**Page:**
[Start]
Global markets

As events unfold in Indonesia, the Western World tut-tuts and suggests it's time for Suharto to go. Where he should go isn't clear. Somewhere. Anywhere. Out the road. It's all his fault. Their global system that put him in power is blameless. The American CIA organised the military coup that brought him to power. Britain took over and gave him the arms he needed to crush all opposition. The rotted bodies of the victims polluted the rivers. The tanks and water-cannon

used in recent days on the streets of Jakarta were British-made. The aircraft he used to strafe the native people of Timor were British-made. In a very real sense Suharto was American and British-made. He's a man they could do business with, and did. Foreign corporations took over and dominated the economy. Before doing so they would ask, what about the trade unions? Don't worry, Suharto will take care of them. What about laws and regulations that might hinder us making a billion bucks or so? Suharto will sort them out as well. It was all a kind of Locate in Indonesia project.

Now the Indonesian economy has gone down the plug hole. There is a political as well as an economic crisis. Suharto is an embarrassment, not because he's a bloodthirsty swine, he always has been. He's an embarrassment because he can no longer contain his people. A dictator who can't dictate is a dead loss. He has to go to make way for someone who can. Though the Indonesian people might have something to say about that. The clincher came when the poor took to the streets. Parading students throwing stones is one thing, but the poor from the lower depths had a different agenda. They marched on the shopping malls and plundered them. They smashed any symbol of a regime that put plenty on display and then told them: hands off. These goodies are not for you. As they and their families starved in the ghettos, the city teemed with food and riches. Theirs was not

the hunger of drought and natural disaster. It was man-made. They starved in the midst of plenty.
[End]
**What you will do:**
Reproduce the global markets text starting at "used in recent" and ending at "in Indonesia project.", substituting "British-built" for "British-made".

**Source excerpt:**
[Start]
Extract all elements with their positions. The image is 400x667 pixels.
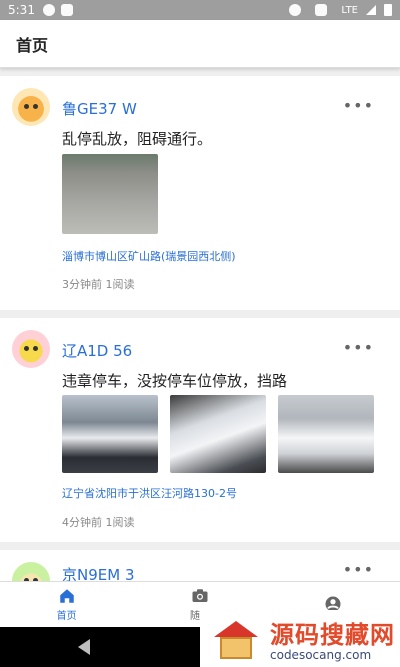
[End]
**Exercise response:**
used in recent days on the streets of Jakarta were British-built. The aircraft he used to strafe the native people of Timor were British-built. In a very real sense Suharto was American and British-built. He's a man they could do business with, and did. Foreign corporations took over and dominated the economy. Before doing so they would ask, what about the trade unions? Don't worry, Suharto will take care of them. What about laws and regulations that might hinder us making a billion bucks or so? Suharto will sort them out as well. It was all a kind of Locate in Indonesia project.